GIVEN REQUEST » In the listing that follows, how many lines contain "JSON"? Give the number only.

________________

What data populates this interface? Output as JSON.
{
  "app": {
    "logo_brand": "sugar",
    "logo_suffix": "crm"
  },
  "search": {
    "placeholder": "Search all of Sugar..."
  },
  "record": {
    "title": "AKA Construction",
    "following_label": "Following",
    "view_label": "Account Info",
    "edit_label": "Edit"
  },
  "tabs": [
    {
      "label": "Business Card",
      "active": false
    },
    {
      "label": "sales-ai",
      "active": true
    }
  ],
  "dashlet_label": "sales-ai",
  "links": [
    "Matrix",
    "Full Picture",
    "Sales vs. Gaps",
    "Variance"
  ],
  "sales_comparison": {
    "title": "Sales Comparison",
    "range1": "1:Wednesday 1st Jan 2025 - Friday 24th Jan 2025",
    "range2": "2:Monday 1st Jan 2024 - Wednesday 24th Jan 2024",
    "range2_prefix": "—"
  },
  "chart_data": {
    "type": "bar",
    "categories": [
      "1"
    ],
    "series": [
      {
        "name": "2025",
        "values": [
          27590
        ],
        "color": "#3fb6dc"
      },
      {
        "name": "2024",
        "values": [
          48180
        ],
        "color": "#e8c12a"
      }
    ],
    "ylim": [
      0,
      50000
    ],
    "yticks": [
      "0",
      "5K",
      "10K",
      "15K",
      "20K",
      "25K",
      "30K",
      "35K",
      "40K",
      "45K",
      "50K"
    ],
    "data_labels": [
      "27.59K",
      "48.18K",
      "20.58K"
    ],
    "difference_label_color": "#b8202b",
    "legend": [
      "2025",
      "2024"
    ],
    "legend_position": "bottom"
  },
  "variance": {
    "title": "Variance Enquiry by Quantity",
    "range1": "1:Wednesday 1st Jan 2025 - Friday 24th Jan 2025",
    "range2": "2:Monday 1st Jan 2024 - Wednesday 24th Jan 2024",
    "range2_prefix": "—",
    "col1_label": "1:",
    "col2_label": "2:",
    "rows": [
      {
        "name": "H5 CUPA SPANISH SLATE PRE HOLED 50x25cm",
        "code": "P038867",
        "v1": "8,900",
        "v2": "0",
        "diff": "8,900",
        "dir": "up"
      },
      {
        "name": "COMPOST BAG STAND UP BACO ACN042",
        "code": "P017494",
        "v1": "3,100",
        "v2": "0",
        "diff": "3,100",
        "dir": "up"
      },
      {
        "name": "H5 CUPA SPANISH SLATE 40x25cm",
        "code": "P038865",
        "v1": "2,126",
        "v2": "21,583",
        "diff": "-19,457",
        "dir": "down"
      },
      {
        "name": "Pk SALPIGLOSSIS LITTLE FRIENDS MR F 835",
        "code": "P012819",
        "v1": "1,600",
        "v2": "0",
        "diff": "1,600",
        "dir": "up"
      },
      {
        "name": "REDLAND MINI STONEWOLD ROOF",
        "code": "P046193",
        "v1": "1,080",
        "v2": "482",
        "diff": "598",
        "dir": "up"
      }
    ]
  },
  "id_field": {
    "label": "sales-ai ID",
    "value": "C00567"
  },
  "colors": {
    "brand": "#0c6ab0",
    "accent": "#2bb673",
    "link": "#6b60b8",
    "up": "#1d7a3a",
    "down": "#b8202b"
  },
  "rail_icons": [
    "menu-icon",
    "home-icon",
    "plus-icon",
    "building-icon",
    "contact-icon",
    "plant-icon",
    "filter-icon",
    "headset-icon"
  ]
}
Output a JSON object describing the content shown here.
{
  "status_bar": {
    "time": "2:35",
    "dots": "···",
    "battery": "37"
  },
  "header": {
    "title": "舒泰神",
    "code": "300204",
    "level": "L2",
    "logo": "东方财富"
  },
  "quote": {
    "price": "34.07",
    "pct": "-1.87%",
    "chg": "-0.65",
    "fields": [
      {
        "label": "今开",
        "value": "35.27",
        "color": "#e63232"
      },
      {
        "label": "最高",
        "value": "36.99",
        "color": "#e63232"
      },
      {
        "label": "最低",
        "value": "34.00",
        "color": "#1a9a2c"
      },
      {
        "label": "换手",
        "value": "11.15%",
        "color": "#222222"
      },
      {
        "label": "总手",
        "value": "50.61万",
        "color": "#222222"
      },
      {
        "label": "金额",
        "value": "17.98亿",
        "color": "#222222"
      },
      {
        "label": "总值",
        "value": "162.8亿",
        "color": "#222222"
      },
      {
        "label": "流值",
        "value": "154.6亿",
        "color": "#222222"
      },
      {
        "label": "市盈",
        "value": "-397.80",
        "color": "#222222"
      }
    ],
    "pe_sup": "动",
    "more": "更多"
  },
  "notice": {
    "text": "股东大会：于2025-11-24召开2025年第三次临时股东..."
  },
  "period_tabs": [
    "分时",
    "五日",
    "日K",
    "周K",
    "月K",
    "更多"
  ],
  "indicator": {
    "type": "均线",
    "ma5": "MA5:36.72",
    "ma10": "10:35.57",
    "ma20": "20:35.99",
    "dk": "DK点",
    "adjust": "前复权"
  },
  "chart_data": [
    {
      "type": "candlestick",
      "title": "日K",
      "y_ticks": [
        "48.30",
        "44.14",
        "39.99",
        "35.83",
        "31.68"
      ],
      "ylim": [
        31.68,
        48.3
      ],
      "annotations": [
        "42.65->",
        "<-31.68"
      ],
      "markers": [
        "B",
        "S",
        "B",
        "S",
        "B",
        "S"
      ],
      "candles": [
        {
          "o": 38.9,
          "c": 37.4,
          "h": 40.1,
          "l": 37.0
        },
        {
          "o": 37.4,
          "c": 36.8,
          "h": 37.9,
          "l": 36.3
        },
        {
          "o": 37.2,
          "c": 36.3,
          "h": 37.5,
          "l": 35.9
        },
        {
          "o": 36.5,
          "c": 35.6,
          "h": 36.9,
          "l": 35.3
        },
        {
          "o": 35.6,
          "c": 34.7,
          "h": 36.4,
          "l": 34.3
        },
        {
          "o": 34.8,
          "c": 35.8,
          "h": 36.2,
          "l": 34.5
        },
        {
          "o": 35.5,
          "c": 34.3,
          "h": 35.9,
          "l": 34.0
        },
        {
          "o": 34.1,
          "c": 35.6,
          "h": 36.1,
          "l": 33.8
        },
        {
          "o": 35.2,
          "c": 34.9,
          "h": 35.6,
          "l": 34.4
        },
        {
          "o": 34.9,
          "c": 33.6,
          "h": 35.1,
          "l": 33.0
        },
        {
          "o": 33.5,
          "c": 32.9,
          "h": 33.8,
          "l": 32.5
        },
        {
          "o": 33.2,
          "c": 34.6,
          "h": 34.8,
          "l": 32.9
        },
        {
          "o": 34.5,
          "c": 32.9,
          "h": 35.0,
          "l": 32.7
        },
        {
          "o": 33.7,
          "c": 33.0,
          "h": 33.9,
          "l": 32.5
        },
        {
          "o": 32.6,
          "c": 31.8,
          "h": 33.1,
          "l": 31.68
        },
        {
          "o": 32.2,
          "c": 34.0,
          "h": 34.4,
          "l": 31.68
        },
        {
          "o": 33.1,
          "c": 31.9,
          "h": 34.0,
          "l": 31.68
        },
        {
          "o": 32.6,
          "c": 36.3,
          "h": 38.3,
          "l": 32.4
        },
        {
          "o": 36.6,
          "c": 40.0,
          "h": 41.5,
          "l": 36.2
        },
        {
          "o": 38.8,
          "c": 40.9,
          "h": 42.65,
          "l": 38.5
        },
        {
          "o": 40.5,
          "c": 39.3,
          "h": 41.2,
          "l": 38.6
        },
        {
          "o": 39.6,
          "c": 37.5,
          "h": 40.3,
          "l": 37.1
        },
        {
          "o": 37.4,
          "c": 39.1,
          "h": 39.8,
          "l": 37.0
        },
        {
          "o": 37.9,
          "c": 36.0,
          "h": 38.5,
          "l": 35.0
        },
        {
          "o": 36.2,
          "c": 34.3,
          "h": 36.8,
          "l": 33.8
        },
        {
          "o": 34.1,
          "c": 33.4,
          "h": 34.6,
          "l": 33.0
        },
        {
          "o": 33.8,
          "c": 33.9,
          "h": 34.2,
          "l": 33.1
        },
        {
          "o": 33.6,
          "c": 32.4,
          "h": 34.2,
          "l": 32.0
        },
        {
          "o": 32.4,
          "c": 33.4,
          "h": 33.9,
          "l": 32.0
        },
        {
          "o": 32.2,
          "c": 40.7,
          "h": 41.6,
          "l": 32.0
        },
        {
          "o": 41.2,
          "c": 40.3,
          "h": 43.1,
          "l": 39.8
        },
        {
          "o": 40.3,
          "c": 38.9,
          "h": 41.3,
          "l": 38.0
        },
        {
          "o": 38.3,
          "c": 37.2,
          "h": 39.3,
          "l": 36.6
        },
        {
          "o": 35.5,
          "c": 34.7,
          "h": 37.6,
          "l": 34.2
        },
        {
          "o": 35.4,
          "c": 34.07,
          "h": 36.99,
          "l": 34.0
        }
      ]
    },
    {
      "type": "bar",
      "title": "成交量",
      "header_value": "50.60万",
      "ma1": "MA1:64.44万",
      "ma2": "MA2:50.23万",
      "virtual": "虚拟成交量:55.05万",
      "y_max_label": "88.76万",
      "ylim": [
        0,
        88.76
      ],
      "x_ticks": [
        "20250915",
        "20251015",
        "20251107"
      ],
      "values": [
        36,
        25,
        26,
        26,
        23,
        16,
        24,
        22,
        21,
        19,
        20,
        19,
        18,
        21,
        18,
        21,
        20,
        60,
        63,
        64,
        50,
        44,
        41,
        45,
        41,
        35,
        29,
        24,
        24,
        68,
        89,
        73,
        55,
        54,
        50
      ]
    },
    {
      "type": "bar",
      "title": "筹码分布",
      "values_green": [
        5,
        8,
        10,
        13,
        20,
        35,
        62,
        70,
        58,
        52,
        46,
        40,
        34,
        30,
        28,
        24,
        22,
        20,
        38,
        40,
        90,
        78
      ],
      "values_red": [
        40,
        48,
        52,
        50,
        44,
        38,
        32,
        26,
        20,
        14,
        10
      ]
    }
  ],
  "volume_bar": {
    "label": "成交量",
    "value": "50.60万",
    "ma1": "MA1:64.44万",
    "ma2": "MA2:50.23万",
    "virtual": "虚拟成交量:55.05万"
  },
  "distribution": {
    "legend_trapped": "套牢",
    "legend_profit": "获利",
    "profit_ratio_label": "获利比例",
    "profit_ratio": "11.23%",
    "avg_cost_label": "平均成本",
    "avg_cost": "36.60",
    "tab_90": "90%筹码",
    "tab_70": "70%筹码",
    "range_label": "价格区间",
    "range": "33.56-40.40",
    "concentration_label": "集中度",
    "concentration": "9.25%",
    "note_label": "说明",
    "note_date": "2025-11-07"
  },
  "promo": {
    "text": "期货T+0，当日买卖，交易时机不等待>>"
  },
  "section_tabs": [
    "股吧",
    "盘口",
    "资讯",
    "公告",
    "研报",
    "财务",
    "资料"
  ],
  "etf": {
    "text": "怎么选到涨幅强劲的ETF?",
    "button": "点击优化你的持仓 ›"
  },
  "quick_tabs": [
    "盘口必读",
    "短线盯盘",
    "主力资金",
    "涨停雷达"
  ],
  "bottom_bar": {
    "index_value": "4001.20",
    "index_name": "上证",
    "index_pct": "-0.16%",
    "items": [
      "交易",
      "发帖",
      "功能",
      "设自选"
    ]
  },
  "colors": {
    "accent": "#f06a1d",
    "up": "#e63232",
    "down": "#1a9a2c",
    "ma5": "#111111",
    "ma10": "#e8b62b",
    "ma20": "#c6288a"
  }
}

________________

EXERCISE RESPONSE » 2